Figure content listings
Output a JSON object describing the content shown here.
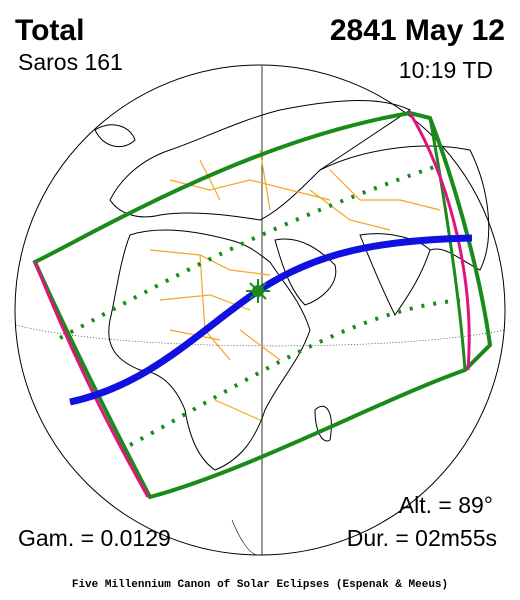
{
  "header": {
    "type": "Total",
    "date": "2841 May 12",
    "saros": "Saros 161",
    "time": "10:19 TD"
  },
  "details": {
    "altitude": "Alt. = 89°",
    "gamma": "Gam. = 0.0129",
    "duration": "Dur. = 02m55s"
  },
  "footer": "Five Millennium Canon of Solar Eclipses (Espenak & Meeus)"
}
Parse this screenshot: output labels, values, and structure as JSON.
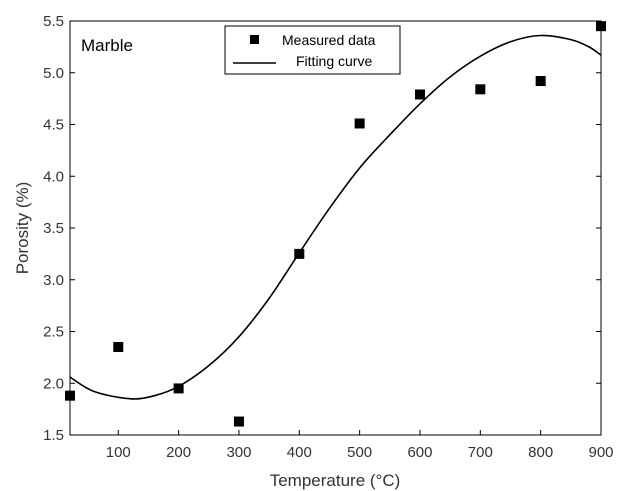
{
  "chart_data": {
    "type": "scatter",
    "title": "",
    "annotation": "Marble",
    "xlabel": "Temperature (°C)",
    "ylabel": "Porosity (%)",
    "xlim": [
      20,
      900
    ],
    "ylim": [
      1.5,
      5.5
    ],
    "x_ticks": [
      100,
      200,
      300,
      400,
      500,
      600,
      700,
      800,
      900
    ],
    "y_ticks": [
      "1.5",
      "2.0",
      "2.5",
      "3.0",
      "3.5",
      "4.0",
      "4.5",
      "5.0",
      "5.5"
    ],
    "grid": false,
    "legend_position": "top-center",
    "series": [
      {
        "name": "Measured data",
        "marker": "square",
        "color": "#000000",
        "x": [
          20,
          100,
          200,
          300,
          400,
          500,
          600,
          700,
          800,
          900
        ],
        "y": [
          1.88,
          2.35,
          1.95,
          1.63,
          3.25,
          4.51,
          4.79,
          4.84,
          4.92,
          5.45
        ]
      },
      {
        "name": "Fitting curve",
        "style": "line",
        "color": "#000000",
        "x": [
          20,
          60,
          120,
          160,
          200,
          250,
          300,
          350,
          400,
          450,
          500,
          550,
          600,
          650,
          700,
          750,
          800,
          850,
          880,
          900
        ],
        "y": [
          2.06,
          1.92,
          1.85,
          1.88,
          1.97,
          2.17,
          2.45,
          2.82,
          3.26,
          3.69,
          4.08,
          4.4,
          4.7,
          4.96,
          5.16,
          5.3,
          5.36,
          5.32,
          5.25,
          5.17
        ]
      }
    ]
  }
}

*Directive*:
Skipping the pictures, transcribe each line above exactly as it appears.

*Answer to the problem*:
Output a JSON object describing the content shown here.
{
  "header": {
    "type": "Total",
    "date": "2841 May 12",
    "saros": "Saros 161",
    "time": "10:19 TD"
  },
  "details": {
    "altitude": "Alt. = 89°",
    "gamma": "Gam. = 0.0129",
    "duration": "Dur. = 02m55s"
  },
  "footer": "Five Millennium Canon of Solar Eclipses (Espenak & Meeus)"
}
Parse this screenshot: output labels, values, and structure as JSON.
{
  "chart_data": {
    "type": "scatter",
    "title": "",
    "annotation": "Marble",
    "xlabel": "Temperature (°C)",
    "ylabel": "Porosity (%)",
    "xlim": [
      20,
      900
    ],
    "ylim": [
      1.5,
      5.5
    ],
    "x_ticks": [
      100,
      200,
      300,
      400,
      500,
      600,
      700,
      800,
      900
    ],
    "y_ticks": [
      "1.5",
      "2.0",
      "2.5",
      "3.0",
      "3.5",
      "4.0",
      "4.5",
      "5.0",
      "5.5"
    ],
    "grid": false,
    "legend_position": "top-center",
    "series": [
      {
        "name": "Measured data",
        "marker": "square",
        "color": "#000000",
        "x": [
          20,
          100,
          200,
          300,
          400,
          500,
          600,
          700,
          800,
          900
        ],
        "y": [
          1.88,
          2.35,
          1.95,
          1.63,
          3.25,
          4.51,
          4.79,
          4.84,
          4.92,
          5.45
        ]
      },
      {
        "name": "Fitting curve",
        "style": "line",
        "color": "#000000",
        "x": [
          20,
          60,
          120,
          160,
          200,
          250,
          300,
          350,
          400,
          450,
          500,
          550,
          600,
          650,
          700,
          750,
          800,
          850,
          880,
          900
        ],
        "y": [
          2.06,
          1.92,
          1.85,
          1.88,
          1.97,
          2.17,
          2.45,
          2.82,
          3.26,
          3.69,
          4.08,
          4.4,
          4.7,
          4.96,
          5.16,
          5.3,
          5.36,
          5.32,
          5.25,
          5.17
        ]
      }
    ]
  }
}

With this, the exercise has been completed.